→ TASK TO CARRY OUT
Exactly as written, retype the listing below, omitting the pictures.

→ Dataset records
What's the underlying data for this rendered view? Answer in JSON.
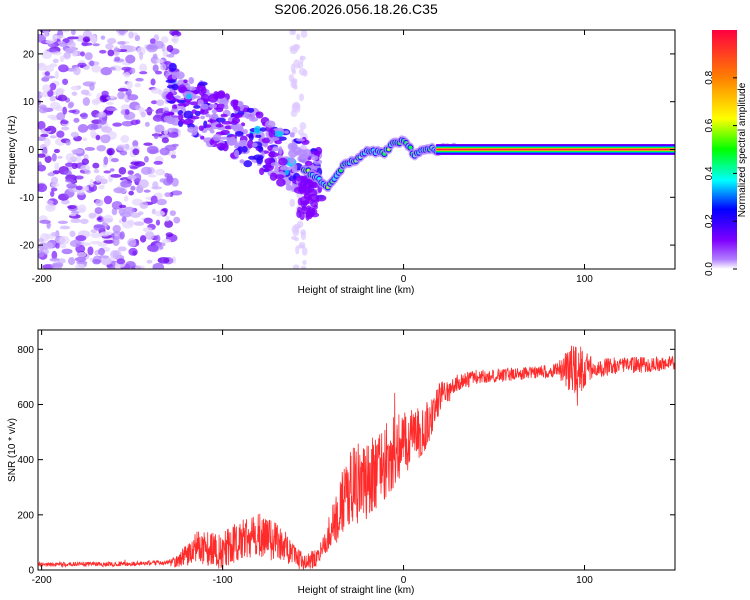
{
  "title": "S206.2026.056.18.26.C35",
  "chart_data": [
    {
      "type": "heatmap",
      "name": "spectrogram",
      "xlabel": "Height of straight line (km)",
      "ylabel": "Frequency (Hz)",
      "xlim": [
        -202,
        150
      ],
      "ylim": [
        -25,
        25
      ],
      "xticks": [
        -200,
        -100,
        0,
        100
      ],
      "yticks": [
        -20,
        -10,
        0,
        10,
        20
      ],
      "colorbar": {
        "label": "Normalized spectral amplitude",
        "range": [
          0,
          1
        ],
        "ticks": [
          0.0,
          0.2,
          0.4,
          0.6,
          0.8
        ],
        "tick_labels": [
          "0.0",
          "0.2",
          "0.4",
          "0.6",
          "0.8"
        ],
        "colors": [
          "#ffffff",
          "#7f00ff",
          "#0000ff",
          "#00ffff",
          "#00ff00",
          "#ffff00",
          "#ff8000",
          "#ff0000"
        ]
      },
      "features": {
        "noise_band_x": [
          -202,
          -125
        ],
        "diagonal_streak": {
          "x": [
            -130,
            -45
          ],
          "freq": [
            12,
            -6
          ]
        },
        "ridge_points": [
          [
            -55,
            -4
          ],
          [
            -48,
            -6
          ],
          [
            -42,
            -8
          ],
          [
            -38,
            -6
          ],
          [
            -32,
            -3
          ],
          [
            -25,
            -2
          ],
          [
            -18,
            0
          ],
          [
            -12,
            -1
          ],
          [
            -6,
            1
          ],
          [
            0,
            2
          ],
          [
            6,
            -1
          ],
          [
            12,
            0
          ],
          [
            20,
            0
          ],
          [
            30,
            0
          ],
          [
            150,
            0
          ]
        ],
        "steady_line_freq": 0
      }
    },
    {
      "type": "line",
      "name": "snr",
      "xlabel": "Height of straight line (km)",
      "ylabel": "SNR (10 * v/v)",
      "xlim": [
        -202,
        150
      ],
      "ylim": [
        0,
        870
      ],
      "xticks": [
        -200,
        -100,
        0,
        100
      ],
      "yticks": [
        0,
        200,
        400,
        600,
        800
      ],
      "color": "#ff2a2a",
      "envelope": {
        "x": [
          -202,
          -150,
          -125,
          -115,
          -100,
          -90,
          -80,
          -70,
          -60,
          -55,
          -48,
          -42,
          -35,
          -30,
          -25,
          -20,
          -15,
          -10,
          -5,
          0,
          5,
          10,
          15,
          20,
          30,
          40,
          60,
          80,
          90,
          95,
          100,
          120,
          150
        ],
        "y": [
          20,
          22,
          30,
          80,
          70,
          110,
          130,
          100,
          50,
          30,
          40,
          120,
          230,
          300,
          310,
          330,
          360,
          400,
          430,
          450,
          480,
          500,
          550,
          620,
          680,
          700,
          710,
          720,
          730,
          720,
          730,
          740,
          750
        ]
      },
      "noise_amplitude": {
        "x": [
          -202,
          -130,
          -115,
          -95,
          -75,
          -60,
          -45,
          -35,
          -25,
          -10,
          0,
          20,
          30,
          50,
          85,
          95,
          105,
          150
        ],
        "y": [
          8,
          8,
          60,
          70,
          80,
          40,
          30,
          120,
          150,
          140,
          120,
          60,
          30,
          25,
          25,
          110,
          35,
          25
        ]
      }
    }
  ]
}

→ FULL SOLUTION
What's the underlying data for this rendered view? Answer in JSON.
{
  "title": "S206.2026.056.18.26.C35",
  "chart_data": [
    {
      "type": "heatmap",
      "name": "spectrogram",
      "xlabel": "Height of straight line (km)",
      "ylabel": "Frequency (Hz)",
      "xlim": [
        -202,
        150
      ],
      "ylim": [
        -25,
        25
      ],
      "xticks": [
        -200,
        -100,
        0,
        100
      ],
      "yticks": [
        -20,
        -10,
        0,
        10,
        20
      ],
      "colorbar": {
        "label": "Normalized spectral amplitude",
        "range": [
          0,
          1
        ],
        "ticks": [
          0.0,
          0.2,
          0.4,
          0.6,
          0.8
        ],
        "tick_labels": [
          "0.0",
          "0.2",
          "0.4",
          "0.6",
          "0.8"
        ],
        "colors": [
          "#ffffff",
          "#7f00ff",
          "#0000ff",
          "#00ffff",
          "#00ff00",
          "#ffff00",
          "#ff8000",
          "#ff0000"
        ]
      },
      "features": {
        "noise_band_x": [
          -202,
          -125
        ],
        "diagonal_streak": {
          "x": [
            -130,
            -45
          ],
          "freq": [
            12,
            -6
          ]
        },
        "ridge_points": [
          [
            -55,
            -4
          ],
          [
            -48,
            -6
          ],
          [
            -42,
            -8
          ],
          [
            -38,
            -6
          ],
          [
            -32,
            -3
          ],
          [
            -25,
            -2
          ],
          [
            -18,
            0
          ],
          [
            -12,
            -1
          ],
          [
            -6,
            1
          ],
          [
            0,
            2
          ],
          [
            6,
            -1
          ],
          [
            12,
            0
          ],
          [
            20,
            0
          ],
          [
            30,
            0
          ],
          [
            150,
            0
          ]
        ],
        "steady_line_freq": 0
      }
    },
    {
      "type": "line",
      "name": "snr",
      "xlabel": "Height of straight line (km)",
      "ylabel": "SNR (10 * v/v)",
      "xlim": [
        -202,
        150
      ],
      "ylim": [
        0,
        870
      ],
      "xticks": [
        -200,
        -100,
        0,
        100
      ],
      "yticks": [
        0,
        200,
        400,
        600,
        800
      ],
      "color": "#ff2a2a",
      "envelope": {
        "x": [
          -202,
          -150,
          -125,
          -115,
          -100,
          -90,
          -80,
          -70,
          -60,
          -55,
          -48,
          -42,
          -35,
          -30,
          -25,
          -20,
          -15,
          -10,
          -5,
          0,
          5,
          10,
          15,
          20,
          30,
          40,
          60,
          80,
          90,
          95,
          100,
          120,
          150
        ],
        "y": [
          20,
          22,
          30,
          80,
          70,
          110,
          130,
          100,
          50,
          30,
          40,
          120,
          230,
          300,
          310,
          330,
          360,
          400,
          430,
          450,
          480,
          500,
          550,
          620,
          680,
          700,
          710,
          720,
          730,
          720,
          730,
          740,
          750
        ]
      },
      "noise_amplitude": {
        "x": [
          -202,
          -130,
          -115,
          -95,
          -75,
          -60,
          -45,
          -35,
          -25,
          -10,
          0,
          20,
          30,
          50,
          85,
          95,
          105,
          150
        ],
        "y": [
          8,
          8,
          60,
          70,
          80,
          40,
          30,
          120,
          150,
          140,
          120,
          60,
          30,
          25,
          25,
          110,
          35,
          25
        ]
      }
    }
  ]
}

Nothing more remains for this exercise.